>> BEGIN Material provided
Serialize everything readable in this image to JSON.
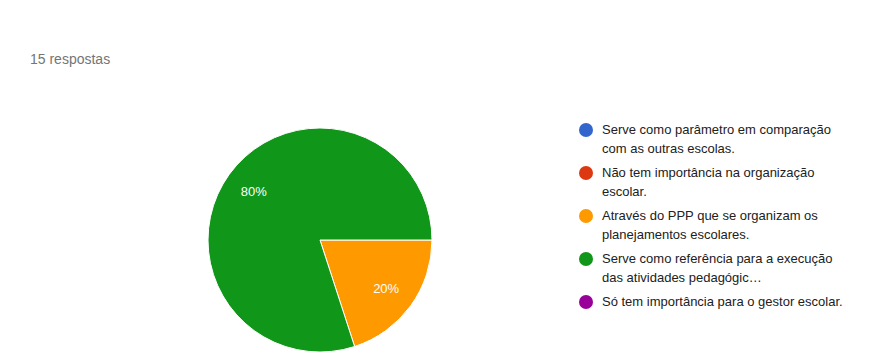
{
  "chart_data": {
    "type": "pie",
    "subtitle": "15 respostas",
    "categories": [
      "Serve como parâmetro em comparação com as outras escolas.",
      "Não tem importância na organização escolar.",
      "Através do PPP que se organizam os planejamentos escolares.",
      "Serve como referência para a execução das atividades pedagógic…",
      "Só tem importância para o gestor escolar."
    ],
    "values": [
      0,
      0,
      20,
      80,
      0
    ],
    "value_labels": [
      null,
      null,
      "20%",
      "80%",
      null
    ],
    "colors": [
      "#3366cc",
      "#dc3912",
      "#ff9900",
      "#109618",
      "#990099"
    ],
    "data_labels": true,
    "legend": "right"
  }
}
>> END Material provided
What is needed: Quote the preceding records in their entirety, excluding every picture.

The answer:
Serialize everything readable in this image to JSON.
{
  "chart_data": {
    "type": "pie",
    "subtitle": "15 respostas",
    "categories": [
      "Serve como parâmetro em comparação com as outras escolas.",
      "Não tem importância na organização escolar.",
      "Através do PPP que se organizam os planejamentos escolares.",
      "Serve como referência para a execução das atividades pedagógic…",
      "Só tem importância para o gestor escolar."
    ],
    "values": [
      0,
      0,
      20,
      80,
      0
    ],
    "value_labels": [
      null,
      null,
      "20%",
      "80%",
      null
    ],
    "colors": [
      "#3366cc",
      "#dc3912",
      "#ff9900",
      "#109618",
      "#990099"
    ],
    "data_labels": true,
    "legend": "right"
  }
}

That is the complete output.